Work request A: In the draft prospects text, what surgery did Stingley need this fall?
Work request B: Write the next part of the draft prospects text, starting after its closing paragraph on McCreary.

There will be teams that have Lloyd and Overshown as their top off-the-ball linebacker. Lloyd is an athletic backer that hasn’t just improved in coverage. He’s made it a strength. He continues to rise up my board, and I wouldn’t be shocked if he cements a first-round grade in Mobile.

Overshown is one of the most versatile defenders in the country and fits the description of a hybrid defender, ala Isaiah Simmons and Jeremiah Owusu-Koramoah. He has exceptional speed and length, but teams will need to have a specific role in mind for him before drafting him.

I knew little about Muma heading into the year, but he’s surging up my board now. He may have the best instincts of anyone in the country, and his build and athleticism are reminiscent of a slightly shorter Leighton Vander Esch. The guy is everywhere on tape, and look for him to continue to jump up boards between now and April.

Cornerbacks

13Derek StingleyLSU
28Andrew BoothClemson
318Kaiir ElamFlorida
419Ahmad GardnerCincinnati
528Roger McCrearyAuburn

There is tons of talent in this cornerback class, and I’ve got ten in my top 100, and a case can be made for five more. Only my receivers and corners had all five players listed in the top 30, and my sixth corner, Washington’s Trent McDuffie, narrowly missed that designation at 31.

Stingley could be the top player in this class, but there is still a lot up in the air about his draft stock even though his season is over. After struggling with nagging injuries in 2020, Stingley required foot surgery this fall and will miss the season. When healthy, he’s got physical traits that could make him a shutdown corner. However, teams will certainly do their homework on his injuries and the potential of his long-term health.

Booth has had a tremendous season, despite Clemson’s struggles. He’s a terrific athlete with tons of length and confidence. Some even question whether he should be ahead of Stingley on most draft boards.

Elam is another tall, athletic corner, but I’ve been a little disappointed with his feet this year. We just don’t see the same twitchy athleticism that Stingley and Booth display, and it could limit what coverages coaches are comfortable putting him in. Right now, he’s best suited for a system that runs primarily press-man.

Gardner keeps this bunch’s narrative alive as a tall, long-armed corner. He’s got loose hips, but there may be questions about his overall strength to deal with bigger receivers.

McCreary has had some ups and downs this fall, but when he’s on, he can be a special player. Like Elam, he’s most comfortable in press-man, but I think his athleticism and impressive speed give him the potential to thrive in any system.

Extracted records:
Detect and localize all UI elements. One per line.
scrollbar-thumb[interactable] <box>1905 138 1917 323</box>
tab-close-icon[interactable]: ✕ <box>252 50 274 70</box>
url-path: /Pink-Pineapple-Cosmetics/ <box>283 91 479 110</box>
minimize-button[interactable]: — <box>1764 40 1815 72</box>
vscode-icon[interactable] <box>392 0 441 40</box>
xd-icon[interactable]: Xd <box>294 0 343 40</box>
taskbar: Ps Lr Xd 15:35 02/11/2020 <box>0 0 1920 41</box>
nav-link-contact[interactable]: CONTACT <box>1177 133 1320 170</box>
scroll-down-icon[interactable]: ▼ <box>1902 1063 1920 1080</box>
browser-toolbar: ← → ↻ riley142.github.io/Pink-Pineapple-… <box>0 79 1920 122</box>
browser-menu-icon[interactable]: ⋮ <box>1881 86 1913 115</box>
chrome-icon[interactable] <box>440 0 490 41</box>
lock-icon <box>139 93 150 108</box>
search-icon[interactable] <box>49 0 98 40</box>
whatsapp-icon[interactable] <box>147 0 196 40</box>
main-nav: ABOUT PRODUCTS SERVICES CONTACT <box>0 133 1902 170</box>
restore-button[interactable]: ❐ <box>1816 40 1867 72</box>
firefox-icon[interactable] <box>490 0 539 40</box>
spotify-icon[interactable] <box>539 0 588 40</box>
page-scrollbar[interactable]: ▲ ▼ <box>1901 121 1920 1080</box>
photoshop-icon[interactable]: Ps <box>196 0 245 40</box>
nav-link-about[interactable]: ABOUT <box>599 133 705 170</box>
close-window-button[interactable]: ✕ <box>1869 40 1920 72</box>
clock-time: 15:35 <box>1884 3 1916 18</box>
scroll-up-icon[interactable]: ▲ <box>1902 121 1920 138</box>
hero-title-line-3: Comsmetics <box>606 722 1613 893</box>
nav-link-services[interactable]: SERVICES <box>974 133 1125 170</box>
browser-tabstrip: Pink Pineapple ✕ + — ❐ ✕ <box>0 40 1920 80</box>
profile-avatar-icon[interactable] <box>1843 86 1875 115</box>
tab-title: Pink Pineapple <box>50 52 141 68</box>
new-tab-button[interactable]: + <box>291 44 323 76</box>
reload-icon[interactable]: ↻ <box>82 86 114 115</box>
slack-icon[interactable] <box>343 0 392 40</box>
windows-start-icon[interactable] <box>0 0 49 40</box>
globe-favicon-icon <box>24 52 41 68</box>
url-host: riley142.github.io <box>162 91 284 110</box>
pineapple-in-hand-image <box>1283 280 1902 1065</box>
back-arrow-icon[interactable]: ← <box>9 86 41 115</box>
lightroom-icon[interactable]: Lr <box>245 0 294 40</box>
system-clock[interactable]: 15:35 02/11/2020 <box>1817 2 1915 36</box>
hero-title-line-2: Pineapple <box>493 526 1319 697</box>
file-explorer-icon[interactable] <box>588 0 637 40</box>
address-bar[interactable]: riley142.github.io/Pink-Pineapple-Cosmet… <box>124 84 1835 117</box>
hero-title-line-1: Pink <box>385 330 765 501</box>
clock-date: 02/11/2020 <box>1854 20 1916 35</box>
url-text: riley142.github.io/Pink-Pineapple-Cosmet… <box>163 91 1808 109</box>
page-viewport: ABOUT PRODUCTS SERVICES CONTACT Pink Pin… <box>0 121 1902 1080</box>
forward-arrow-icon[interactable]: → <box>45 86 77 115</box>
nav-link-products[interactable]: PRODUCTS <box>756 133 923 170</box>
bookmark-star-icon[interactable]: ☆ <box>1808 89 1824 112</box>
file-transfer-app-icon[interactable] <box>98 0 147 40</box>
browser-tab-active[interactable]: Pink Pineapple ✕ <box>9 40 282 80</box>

Written reply A: Foot surgery.

Written reply B:
Safeties

14Kyle HamiltonNotre Dame
225Daxton HillMichigan
344Jalen CatalonArkansas
447Lewis CineGeorgia
555Jordan BattleAlabama

Not only are there nine safeties in my top 100, but there are a variety of skillsets that make projecting an order extremely tough. Hamilton has been sensational ever since showing up at Notre Dame. He’s a tall, long-armed field general with eyes that diagnose quickly and impressive pursuit speed. I have my questions about him not having the quick-twitch ability to matchup up in man coverage, but not every team will ask that of a safety.

Hill was one of my sleepers coming into the season, but at this point, everyone has been made aware of his abilities. There just aren’t many safeties that are equally capable of lining up in centerfield or matching up in man-to-man coverage. I see some Earl Thomas in his game, and I wouldn’t be shocked if some teams covet his skillset over Hamilton’s.

Catalon is the type of high-energy player teams love on their defense, as he always seems to be involved in the play. He’s undersized and needs to be more disciplined as a tackler. However, when a safety is missing tackles and still averaging 8-9 stops a game, it’s a testament to his overall feel for the game.

Cine is moving up my board as well, as a hard-hitting safety with a downhill mentality. He’s another product of a dominant Georgia defense, but he, too, needs to be more disciplined in his approach at the point of attack.

Battle is another hard-hitting safety, but he’s got more athletic limitations than the other four on this list. He fits best near the line of scrimmage, and he could even play linebacker in nickel situations. He’s also shown improvement in coverage over the last several years, though it will never be a strength.